Listed records >>
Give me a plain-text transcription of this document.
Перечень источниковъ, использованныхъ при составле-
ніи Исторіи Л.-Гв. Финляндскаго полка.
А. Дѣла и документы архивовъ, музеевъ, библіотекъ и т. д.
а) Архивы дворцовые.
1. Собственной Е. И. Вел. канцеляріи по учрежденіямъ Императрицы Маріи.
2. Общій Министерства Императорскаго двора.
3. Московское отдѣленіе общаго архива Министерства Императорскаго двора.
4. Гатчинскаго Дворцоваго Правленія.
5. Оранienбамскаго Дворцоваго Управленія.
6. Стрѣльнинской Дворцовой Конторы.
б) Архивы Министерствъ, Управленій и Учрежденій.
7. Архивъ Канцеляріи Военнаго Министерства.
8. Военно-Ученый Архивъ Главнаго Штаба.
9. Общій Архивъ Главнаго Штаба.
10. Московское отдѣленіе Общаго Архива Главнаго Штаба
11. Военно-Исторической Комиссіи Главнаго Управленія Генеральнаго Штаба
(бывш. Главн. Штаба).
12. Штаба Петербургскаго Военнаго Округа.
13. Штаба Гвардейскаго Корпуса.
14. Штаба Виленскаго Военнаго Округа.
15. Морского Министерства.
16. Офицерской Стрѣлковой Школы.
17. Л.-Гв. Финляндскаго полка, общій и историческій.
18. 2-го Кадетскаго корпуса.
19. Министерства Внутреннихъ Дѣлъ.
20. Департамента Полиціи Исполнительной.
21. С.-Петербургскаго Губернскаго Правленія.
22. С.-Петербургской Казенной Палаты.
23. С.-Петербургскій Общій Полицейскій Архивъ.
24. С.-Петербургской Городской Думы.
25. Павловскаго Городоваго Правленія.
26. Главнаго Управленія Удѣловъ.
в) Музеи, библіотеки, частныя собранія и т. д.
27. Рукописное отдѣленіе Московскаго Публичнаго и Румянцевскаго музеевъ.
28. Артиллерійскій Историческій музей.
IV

Given task >> Output each record exactly, leaving nothing out.

Result of this exercise >>
Give me a plain-text transcription of this document.
Перечень источниковъ, использованныхъ при составле-
ніи Исторіи Л.-Гв. Финляндскаго полка.
А. Дѣла и документы архивовъ, музеевъ, библіотекъ и т. д.
а) Архивы дворцовые.
1. Собственной Е. И. Вел. канцеляріи по учрежденіямъ Императрицы Маріи.
2. Общій Министерства Императорскаго двора.
3. Московское отдѣленіе общаго архива Министерства Императорскаго двора.
4. Гатчинскаго Дворцоваго Правленія.
5. Оранienбамскаго Дворцоваго Управленія.
6. Стрѣльнинской Дворцовой Конторы.
б) Архивы Министерствъ, Управленій и Учрежденій.
7. Архивъ Канцеляріи Военнаго Министерства.
8. Военно-Ученый Архивъ Главнаго Штаба.
9. Общій Архивъ Главнаго Штаба.
10. Московское отдѣленіе Общаго Архива Главнаго Штаба
11. Военно-Исторической Комиссіи Главнаго Управленія Генеральнаго Штаба
(бывш. Главн. Штаба).
12. Штаба Петербургскаго Военнаго Округа.
13. Штаба Гвардейскаго Корпуса.
14. Штаба Виленскаго Военнаго Округа.
15. Морского Министерства.
16. Офицерской Стрѣлковой Школы.
17. Л.-Гв. Финляндскаго полка, общій и историческій.
18. 2-го Кадетскаго корпуса.
19. Министерства Внутреннихъ Дѣлъ.
20. Департамента Полиціи Исполнительной.
21. С.-Петербургскаго Губернскаго Правленія.
22. С.-Петербургской Казенной Палаты.
23. С.-Петербургскій Общій Полицейскій Архивъ.
24. С.-Петербургской Городской Думы.
25. Павловскаго Городоваго Правленія.
26. Главнаго Управленія Удѣловъ.
в) Музеи, библіотеки, частныя собранія и т. д.
27. Рукописное отдѣленіе Московскаго Публичнаго и Румянцевскаго музеевъ.
28. Артиллерійскій Историческій музей.
IV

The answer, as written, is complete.